◆ STATED PROBLEM
Each record that follows should be repeated exactly, minus any images.

## Begin

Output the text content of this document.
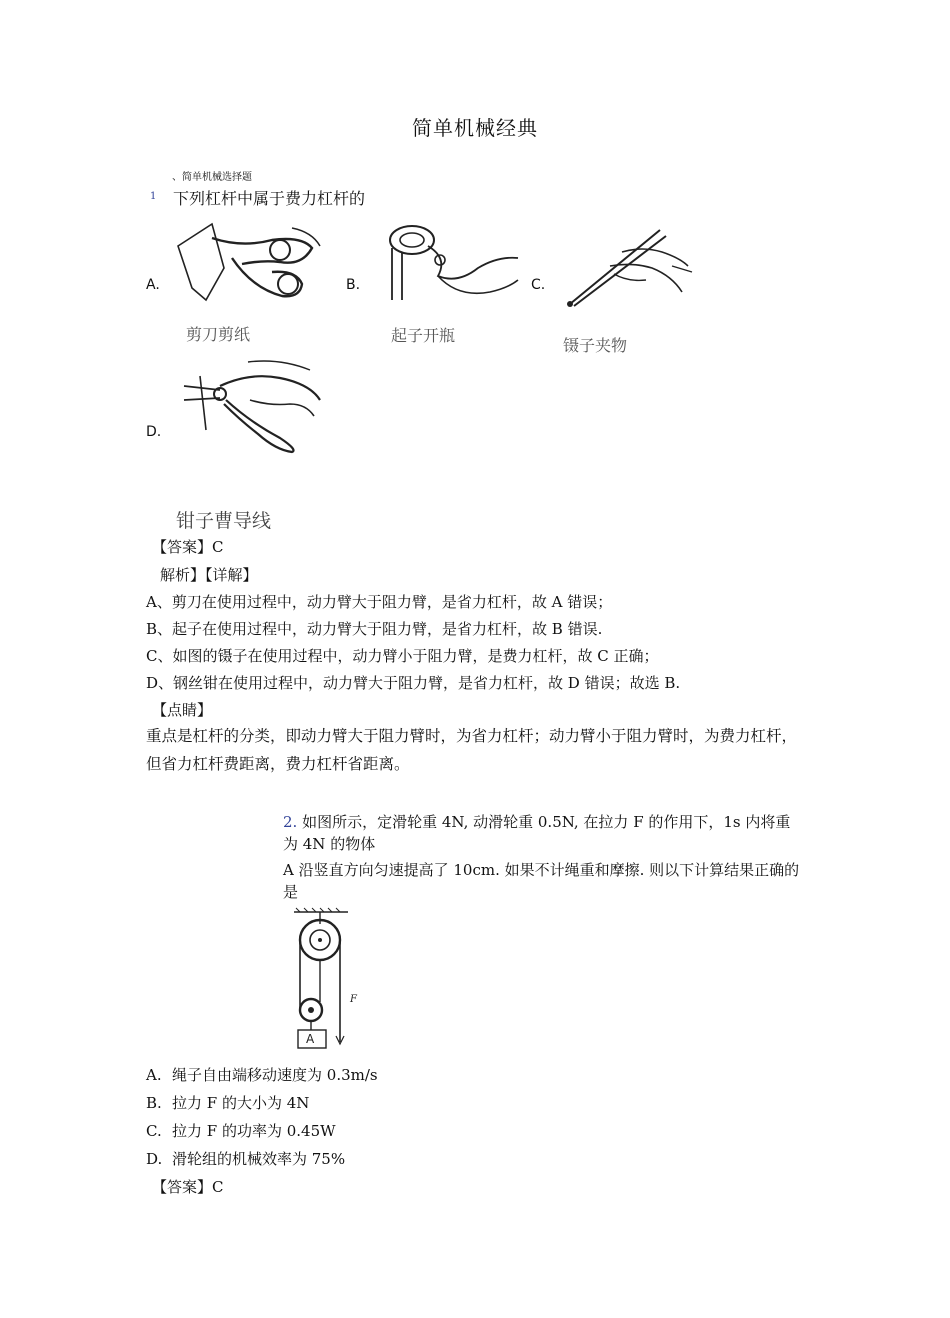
简单机械经典
、简单机械选择题
1 下列杠杆中属于费力杠杆的
A.
剪刀剪纸
B.
起子开瓶
C.
镊子夹物
D.
钳子曹导线
【答案】C
解析】【详解】
A、剪刀在使用过程中，动力臂大于阻力臂，是省力杠杆，故 A 错误；
B、起子在使用过程中，动力臂大于阻力臂，是省力杠杆，故 B 错误.
C、如图的镊子在使用过程中，动力臂小于阻力臂，是费力杠杆，故 C 正确；
D、钢丝钳在使用过程中，动力臂大于阻力臂，是省力杠杆，故 D 错误；故选 B.
【点睛】
重点是杠杆的分类，即动力臂大于阻力臂时，为省力杠杆；动力臂小于阻力臂时，为费力杠杆，但省力杠杆费距离，费力杠杆省距离。
2. 如图所示，定滑轮重 4N, 动滑轮重 0.5N, 在拉力 F 的作用下，1s 内将重为 4N 的物体
A 沿竖直方向匀速提高了 10cm. 如果不计绳重和摩擦. 则以下计算结果正确的是
F
A
A. 绳子自由端移动速度为 0.3m/s
B. 拉力 F 的大小为 4N
C. 拉力 F 的功率为 0.45W
D. 滑轮组的机械效率为 75%
【答案】C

## End

◆ RESPONSE TO THIS EXERCISE
Output the text content of this document.
简单机械经典
、简单机械选择题
1 下列杠杆中属于费力杠杆的
A.
剪刀剪纸
B.
起子开瓶
C.
镊子夹物
D.
钳子曹导线
【答案】C
解析】【详解】
A、剪刀在使用过程中，动力臂大于阻力臂，是省力杠杆，故 A 错误；
B、起子在使用过程中，动力臂大于阻力臂，是省力杠杆，故 B 错误.
C、如图的镊子在使用过程中，动力臂小于阻力臂，是费力杠杆，故 C 正确；
D、钢丝钳在使用过程中，动力臂大于阻力臂，是省力杠杆，故 D 错误；故选 B.
【点睛】
重点是杠杆的分类，即动力臂大于阻力臂时，为省力杠杆；动力臂小于阻力臂时，为费力杠杆，但省力杠杆费距离，费力杠杆省距离。
2. 如图所示，定滑轮重 4N, 动滑轮重 0.5N, 在拉力 F 的作用下，1s 内将重为 4N 的物体
A 沿竖直方向匀速提高了 10cm. 如果不计绳重和摩擦. 则以下计算结果正确的是
F
A
A. 绳子自由端移动速度为 0.3m/s
B. 拉力 F 的大小为 4N
C. 拉力 F 的功率为 0.45W
D. 滑轮组的机械效率为 75%
【答案】C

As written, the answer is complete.